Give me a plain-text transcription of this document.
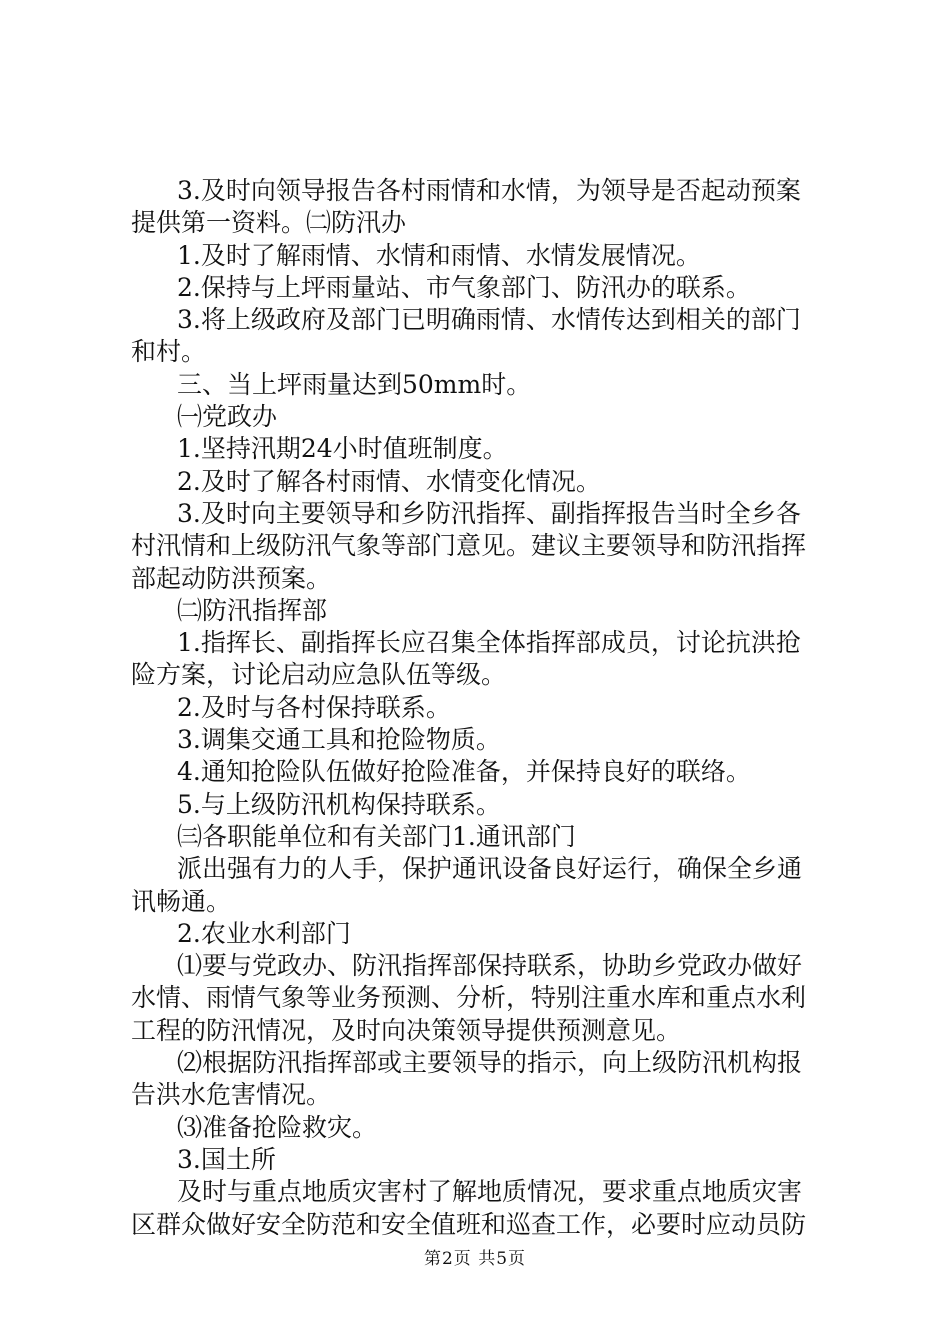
3.及时向领导报告各村雨情和水情，为领导是否起动预案

提供第一资料。㈡防汛办

1.及时了解雨情、水情和雨情、水情发展情况。

2.保持与上坪雨量站、市气象部门、防汛办的联系。

3.将上级政府及部门已明确雨情、水情传达到相关的部门

和村。

三、当上坪雨量达到50mm时。

㈠党政办

1.坚持汛期24小时值班制度。

2.及时了解各村雨情、水情变化情况。

3.及时向主要领导和乡防汛指挥、副指挥报告当时全乡各

村汛情和上级防汛气象等部门意见。建议主要领导和防汛指挥

部起动防洪预案。

㈡防汛指挥部

1.指挥长、副指挥长应召集全体指挥部成员，讨论抗洪抢

险方案，讨论启动应急队伍等级。

2.及时与各村保持联系。

3.调集交通工具和抢险物质。

4.通知抢险队伍做好抢险准备，并保持良好的联络。

5.与上级防汛机构保持联系。

㈢各职能单位和有关部门1.通讯部门

派出强有力的人手，保护通讯设备良好运行，确保全乡通

讯畅通。

2.农业水利部门

⑴要与党政办、防汛指挥部保持联系，协助乡党政办做好

水情、雨情气象等业务预测、分析，特别注重水库和重点水利

工程的防汛情况，及时向决策领导提供预测意见。

⑵根据防汛指挥部或主要领导的指示，向上级防汛机构报

告洪水危害情况。

⑶准备抢险救灾。

3.国土所

及时与重点地质灾害村了解地质情况，要求重点地质灾害

区群众做好安全防范和安全值班和巡查工作，必要时应动员防

第2页 共5页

_ _ _ _ _ _ _

EXERCISE DIRECTIONS: Repeat all the data as it stands, dropping any images it holds.

WRITTEN SOLUTION:
Give me a plain-text transcription of this document.
3.及时向领导报告各村雨情和水情，为领导是否起动预案

提供第一资料。㈡防汛办

1.及时了解雨情、水情和雨情、水情发展情况。

2.保持与上坪雨量站、市气象部门、防汛办的联系。

3.将上级政府及部门已明确雨情、水情传达到相关的部门

和村。

三、当上坪雨量达到50mm时。

㈠党政办

1.坚持汛期24小时值班制度。

2.及时了解各村雨情、水情变化情况。

3.及时向主要领导和乡防汛指挥、副指挥报告当时全乡各

村汛情和上级防汛气象等部门意见。建议主要领导和防汛指挥

部起动防洪预案。

㈡防汛指挥部

1.指挥长、副指挥长应召集全体指挥部成员，讨论抗洪抢

险方案，讨论启动应急队伍等级。

2.及时与各村保持联系。

3.调集交通工具和抢险物质。

4.通知抢险队伍做好抢险准备，并保持良好的联络。

5.与上级防汛机构保持联系。

㈢各职能单位和有关部门1.通讯部门

派出强有力的人手，保护通讯设备良好运行，确保全乡通

讯畅通。

2.农业水利部门

⑴要与党政办、防汛指挥部保持联系，协助乡党政办做好

水情、雨情气象等业务预测、分析，特别注重水库和重点水利

工程的防汛情况，及时向决策领导提供预测意见。

⑵根据防汛指挥部或主要领导的指示，向上级防汛机构报

告洪水危害情况。

⑶准备抢险救灾。

3.国土所

及时与重点地质灾害村了解地质情况，要求重点地质灾害

区群众做好安全防范和安全值班和巡查工作，必要时应动员防

第2页 共5页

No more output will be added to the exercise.